(WHAT IS NEEDED): Reproduce the entire listing word for word.

(RECORD EXCERPTS):
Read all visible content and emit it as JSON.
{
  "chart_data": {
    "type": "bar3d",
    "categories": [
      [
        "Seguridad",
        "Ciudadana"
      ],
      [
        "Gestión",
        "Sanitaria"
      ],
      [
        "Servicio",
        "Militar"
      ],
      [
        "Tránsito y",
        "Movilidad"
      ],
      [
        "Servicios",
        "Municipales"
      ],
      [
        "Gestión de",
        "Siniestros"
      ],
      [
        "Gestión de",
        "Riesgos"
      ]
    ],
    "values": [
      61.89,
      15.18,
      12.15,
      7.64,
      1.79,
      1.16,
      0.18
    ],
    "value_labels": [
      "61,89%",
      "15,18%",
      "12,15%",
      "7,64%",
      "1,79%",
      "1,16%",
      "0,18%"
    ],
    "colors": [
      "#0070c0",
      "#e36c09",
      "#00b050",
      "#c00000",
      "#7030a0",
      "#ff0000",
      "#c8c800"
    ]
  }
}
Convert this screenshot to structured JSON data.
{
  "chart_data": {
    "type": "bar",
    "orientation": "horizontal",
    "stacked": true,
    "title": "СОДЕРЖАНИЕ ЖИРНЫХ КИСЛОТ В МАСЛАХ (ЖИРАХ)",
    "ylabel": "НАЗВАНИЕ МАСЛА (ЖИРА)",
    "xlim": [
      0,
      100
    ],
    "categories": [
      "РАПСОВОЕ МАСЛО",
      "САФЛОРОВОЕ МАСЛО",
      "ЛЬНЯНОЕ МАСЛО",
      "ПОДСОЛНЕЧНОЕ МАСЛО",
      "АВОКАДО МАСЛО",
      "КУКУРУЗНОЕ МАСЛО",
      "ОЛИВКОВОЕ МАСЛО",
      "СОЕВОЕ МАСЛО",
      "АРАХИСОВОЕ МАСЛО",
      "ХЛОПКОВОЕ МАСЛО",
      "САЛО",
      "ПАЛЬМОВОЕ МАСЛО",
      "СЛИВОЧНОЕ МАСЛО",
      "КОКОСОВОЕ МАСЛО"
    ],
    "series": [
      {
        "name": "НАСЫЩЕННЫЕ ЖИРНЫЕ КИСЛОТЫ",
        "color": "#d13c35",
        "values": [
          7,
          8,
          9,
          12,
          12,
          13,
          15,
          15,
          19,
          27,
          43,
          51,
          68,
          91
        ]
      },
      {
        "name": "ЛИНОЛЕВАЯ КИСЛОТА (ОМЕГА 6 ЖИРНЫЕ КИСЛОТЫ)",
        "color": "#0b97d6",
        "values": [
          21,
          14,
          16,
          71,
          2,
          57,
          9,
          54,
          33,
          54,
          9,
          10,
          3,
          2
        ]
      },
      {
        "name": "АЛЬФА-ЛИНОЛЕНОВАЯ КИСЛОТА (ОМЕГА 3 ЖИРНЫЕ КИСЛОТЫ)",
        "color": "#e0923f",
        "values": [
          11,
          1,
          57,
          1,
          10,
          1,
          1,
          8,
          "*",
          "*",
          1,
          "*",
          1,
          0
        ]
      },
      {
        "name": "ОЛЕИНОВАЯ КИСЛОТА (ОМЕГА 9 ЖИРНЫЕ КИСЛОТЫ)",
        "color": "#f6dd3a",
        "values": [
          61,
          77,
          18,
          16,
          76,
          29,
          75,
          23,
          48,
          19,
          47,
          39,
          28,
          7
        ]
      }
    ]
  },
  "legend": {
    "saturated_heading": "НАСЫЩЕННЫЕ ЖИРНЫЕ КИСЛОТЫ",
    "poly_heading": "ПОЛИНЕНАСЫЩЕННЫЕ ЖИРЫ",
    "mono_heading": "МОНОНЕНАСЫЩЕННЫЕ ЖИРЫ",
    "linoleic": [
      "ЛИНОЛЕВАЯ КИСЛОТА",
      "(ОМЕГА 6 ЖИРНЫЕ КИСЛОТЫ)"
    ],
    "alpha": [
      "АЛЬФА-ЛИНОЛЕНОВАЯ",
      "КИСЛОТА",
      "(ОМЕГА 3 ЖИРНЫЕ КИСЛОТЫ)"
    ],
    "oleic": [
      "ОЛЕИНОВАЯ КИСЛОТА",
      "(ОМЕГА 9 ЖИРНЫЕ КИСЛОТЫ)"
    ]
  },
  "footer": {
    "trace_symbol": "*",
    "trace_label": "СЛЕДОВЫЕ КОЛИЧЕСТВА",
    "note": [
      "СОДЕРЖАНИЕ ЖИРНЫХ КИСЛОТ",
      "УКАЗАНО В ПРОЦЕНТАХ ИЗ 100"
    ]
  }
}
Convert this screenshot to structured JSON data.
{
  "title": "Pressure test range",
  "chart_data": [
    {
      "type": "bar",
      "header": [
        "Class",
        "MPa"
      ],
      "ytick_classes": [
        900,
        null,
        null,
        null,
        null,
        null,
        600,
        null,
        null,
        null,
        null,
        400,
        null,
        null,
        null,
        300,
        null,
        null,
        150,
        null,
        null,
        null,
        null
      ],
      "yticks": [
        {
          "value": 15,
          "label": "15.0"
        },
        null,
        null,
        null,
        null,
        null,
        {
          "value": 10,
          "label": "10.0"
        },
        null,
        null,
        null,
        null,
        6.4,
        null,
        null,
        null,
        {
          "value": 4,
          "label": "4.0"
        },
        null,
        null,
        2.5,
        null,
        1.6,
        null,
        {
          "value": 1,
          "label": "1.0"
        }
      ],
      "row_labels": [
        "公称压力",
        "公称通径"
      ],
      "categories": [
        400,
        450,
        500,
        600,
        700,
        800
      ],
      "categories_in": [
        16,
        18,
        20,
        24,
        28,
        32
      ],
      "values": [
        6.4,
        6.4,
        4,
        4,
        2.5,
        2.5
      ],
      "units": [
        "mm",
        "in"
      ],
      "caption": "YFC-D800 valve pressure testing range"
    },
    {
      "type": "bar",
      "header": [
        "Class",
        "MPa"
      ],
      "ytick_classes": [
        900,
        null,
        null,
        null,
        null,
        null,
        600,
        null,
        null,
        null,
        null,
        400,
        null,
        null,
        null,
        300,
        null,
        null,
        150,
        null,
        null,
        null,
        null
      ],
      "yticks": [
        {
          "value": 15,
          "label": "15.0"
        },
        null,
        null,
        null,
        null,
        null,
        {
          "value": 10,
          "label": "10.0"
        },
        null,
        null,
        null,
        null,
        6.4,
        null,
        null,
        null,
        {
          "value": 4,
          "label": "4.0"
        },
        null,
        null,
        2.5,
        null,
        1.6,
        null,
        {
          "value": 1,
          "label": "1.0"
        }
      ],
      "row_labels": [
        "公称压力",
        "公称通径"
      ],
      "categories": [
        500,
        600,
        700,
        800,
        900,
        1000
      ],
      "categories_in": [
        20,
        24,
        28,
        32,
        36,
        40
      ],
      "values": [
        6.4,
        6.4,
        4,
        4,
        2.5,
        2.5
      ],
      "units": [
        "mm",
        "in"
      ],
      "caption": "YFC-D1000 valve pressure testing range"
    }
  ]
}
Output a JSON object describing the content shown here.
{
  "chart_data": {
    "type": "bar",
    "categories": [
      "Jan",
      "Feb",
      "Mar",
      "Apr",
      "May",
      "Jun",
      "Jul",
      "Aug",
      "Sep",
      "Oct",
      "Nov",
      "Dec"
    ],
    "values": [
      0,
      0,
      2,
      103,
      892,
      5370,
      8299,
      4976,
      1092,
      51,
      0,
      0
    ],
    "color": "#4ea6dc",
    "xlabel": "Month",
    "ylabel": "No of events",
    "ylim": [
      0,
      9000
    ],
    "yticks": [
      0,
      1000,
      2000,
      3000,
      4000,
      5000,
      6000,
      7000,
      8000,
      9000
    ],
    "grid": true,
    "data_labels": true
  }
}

(OUTPUT OF THE EXERCISE):
Read all visible content and emit it as JSON.
{
  "chart_data": {
    "type": "bar3d",
    "categories": [
      [
        "Seguridad",
        "Ciudadana"
      ],
      [
        "Gestión",
        "Sanitaria"
      ],
      [
        "Servicio",
        "Militar"
      ],
      [
        "Tránsito y",
        "Movilidad"
      ],
      [
        "Servicios",
        "Municipales"
      ],
      [
        "Gestión de",
        "Siniestros"
      ],
      [
        "Gestión de",
        "Riesgos"
      ]
    ],
    "values": [
      61.89,
      15.18,
      12.15,
      7.64,
      1.79,
      1.16,
      0.18
    ],
    "value_labels": [
      "61,89%",
      "15,18%",
      "12,15%",
      "7,64%",
      "1,79%",
      "1,16%",
      "0,18%"
    ],
    "colors": [
      "#0070c0",
      "#e36c09",
      "#00b050",
      "#c00000",
      "#7030a0",
      "#ff0000",
      "#c8c800"
    ]
  }
}
Convert this screenshot to structured JSON data.
{
  "chart_data": {
    "type": "bar",
    "orientation": "horizontal",
    "stacked": true,
    "title": "СОДЕРЖАНИЕ ЖИРНЫХ КИСЛОТ В МАСЛАХ (ЖИРАХ)",
    "ylabel": "НАЗВАНИЕ МАСЛА (ЖИРА)",
    "xlim": [
      0,
      100
    ],
    "categories": [
      "РАПСОВОЕ МАСЛО",
      "САФЛОРОВОЕ МАСЛО",
      "ЛЬНЯНОЕ МАСЛО",
      "ПОДСОЛНЕЧНОЕ МАСЛО",
      "АВОКАДО МАСЛО",
      "КУКУРУЗНОЕ МАСЛО",
      "ОЛИВКОВОЕ МАСЛО",
      "СОЕВОЕ МАСЛО",
      "АРАХИСОВОЕ МАСЛО",
      "ХЛОПКОВОЕ МАСЛО",
      "САЛО",
      "ПАЛЬМОВОЕ МАСЛО",
      "СЛИВОЧНОЕ МАСЛО",
      "КОКОСОВОЕ МАСЛО"
    ],
    "series": [
      {
        "name": "НАСЫЩЕННЫЕ ЖИРНЫЕ КИСЛОТЫ",
        "color": "#d13c35",
        "values": [
          7,
          8,
          9,
          12,
          12,
          13,
          15,
          15,
          19,
          27,
          43,
          51,
          68,
          91
        ]
      },
      {
        "name": "ЛИНОЛЕВАЯ КИСЛОТА (ОМЕГА 6 ЖИРНЫЕ КИСЛОТЫ)",
        "color": "#0b97d6",
        "values": [
          21,
          14,
          16,
          71,
          2,
          57,
          9,
          54,
          33,
          54,
          9,
          10,
          3,
          2
        ]
      },
      {
        "name": "АЛЬФА-ЛИНОЛЕНОВАЯ КИСЛОТА (ОМЕГА 3 ЖИРНЫЕ КИСЛОТЫ)",
        "color": "#e0923f",
        "values": [
          11,
          1,
          57,
          1,
          10,
          1,
          1,
          8,
          "*",
          "*",
          1,
          "*",
          1,
          0
        ]
      },
      {
        "name": "ОЛЕИНОВАЯ КИСЛОТА (ОМЕГА 9 ЖИРНЫЕ КИСЛОТЫ)",
        "color": "#f6dd3a",
        "values": [
          61,
          77,
          18,
          16,
          76,
          29,
          75,
          23,
          48,
          19,
          47,
          39,
          28,
          7
        ]
      }
    ]
  },
  "legend": {
    "saturated_heading": "НАСЫЩЕННЫЕ ЖИРНЫЕ КИСЛОТЫ",
    "poly_heading": "ПОЛИНЕНАСЫЩЕННЫЕ ЖИРЫ",
    "mono_heading": "МОНОНЕНАСЫЩЕННЫЕ ЖИРЫ",
    "linoleic": [
      "ЛИНОЛЕВАЯ КИСЛОТА",
      "(ОМЕГА 6 ЖИРНЫЕ КИСЛОТЫ)"
    ],
    "alpha": [
      "АЛЬФА-ЛИНОЛЕНОВАЯ",
      "КИСЛОТА",
      "(ОМЕГА 3 ЖИРНЫЕ КИСЛОТЫ)"
    ],
    "oleic": [
      "ОЛЕИНОВАЯ КИСЛОТА",
      "(ОМЕГА 9 ЖИРНЫЕ КИСЛОТЫ)"
    ]
  },
  "footer": {
    "trace_symbol": "*",
    "trace_label": "СЛЕДОВЫЕ КОЛИЧЕСТВА",
    "note": [
      "СОДЕРЖАНИЕ ЖИРНЫХ КИСЛОТ",
      "УКАЗАНО В ПРОЦЕНТАХ ИЗ 100"
    ]
  }
}
Convert this screenshot to structured JSON data.
{
  "title": "Pressure test range",
  "chart_data": [
    {
      "type": "bar",
      "header": [
        "Class",
        "MPa"
      ],
      "ytick_classes": [
        900,
        null,
        null,
        null,
        null,
        null,
        600,
        null,
        null,
        null,
        null,
        400,
        null,
        null,
        null,
        300,
        null,
        null,
        150,
        null,
        null,
        null,
        null
      ],
      "yticks": [
        {
          "value": 15,
          "label": "15.0"
        },
        null,
        null,
        null,
        null,
        null,
        {
          "value": 10,
          "label": "10.0"
        },
        null,
        null,
        null,
        null,
        6.4,
        null,
        null,
        null,
        {
          "value": 4,
          "label": "4.0"
        },
        null,
        null,
        2.5,
        null,
        1.6,
        null,
        {
          "value": 1,
          "label": "1.0"
        }
      ],
      "row_labels": [
        "公称压力",
        "公称通径"
      ],
      "categories": [
        400,
        450,
        500,
        600,
        700,
        800
      ],
      "categories_in": [
        16,
        18,
        20,
        24,
        28,
        32
      ],
      "values": [
        6.4,
        6.4,
        4,
        4,
        2.5,
        2.5
      ],
      "units": [
        "mm",
        "in"
      ],
      "caption": "YFC-D800 valve pressure testing range"
    },
    {
      "type": "bar",
      "header": [
        "Class",
        "MPa"
      ],
      "ytick_classes": [
        900,
        null,
        null,
        null,
        null,
        null,
        600,
        null,
        null,
        null,
        null,
        400,
        null,
        null,
        null,
        300,
        null,
        null,
        150,
        null,
        null,
        null,
        null
      ],
      "yticks": [
        {
          "value": 15,
          "label": "15.0"
        },
        null,
        null,
        null,
        null,
        null,
        {
          "value": 10,
          "label": "10.0"
        },
        null,
        null,
        null,
        null,
        6.4,
        null,
        null,
        null,
        {
          "value": 4,
          "label": "4.0"
        },
        null,
        null,
        2.5,
        null,
        1.6,
        null,
        {
          "value": 1,
          "label": "1.0"
        }
      ],
      "row_labels": [
        "公称压力",
        "公称通径"
      ],
      "categories": [
        500,
        600,
        700,
        800,
        900,
        1000
      ],
      "categories_in": [
        20,
        24,
        28,
        32,
        36,
        40
      ],
      "values": [
        6.4,
        6.4,
        4,
        4,
        2.5,
        2.5
      ],
      "units": [
        "mm",
        "in"
      ],
      "caption": "YFC-D1000 valve pressure testing range"
    }
  ]
}
Output a JSON object describing the content shown here.
{
  "chart_data": {
    "type": "bar",
    "categories": [
      "Jan",
      "Feb",
      "Mar",
      "Apr",
      "May",
      "Jun",
      "Jul",
      "Aug",
      "Sep",
      "Oct",
      "Nov",
      "Dec"
    ],
    "values": [
      0,
      0,
      2,
      103,
      892,
      5370,
      8299,
      4976,
      1092,
      51,
      0,
      0
    ],
    "color": "#4ea6dc",
    "xlabel": "Month",
    "ylabel": "No of events",
    "ylim": [
      0,
      9000
    ],
    "yticks": [
      0,
      1000,
      2000,
      3000,
      4000,
      5000,
      6000,
      7000,
      8000,
      9000
    ],
    "grid": true,
    "data_labels": true
  }
}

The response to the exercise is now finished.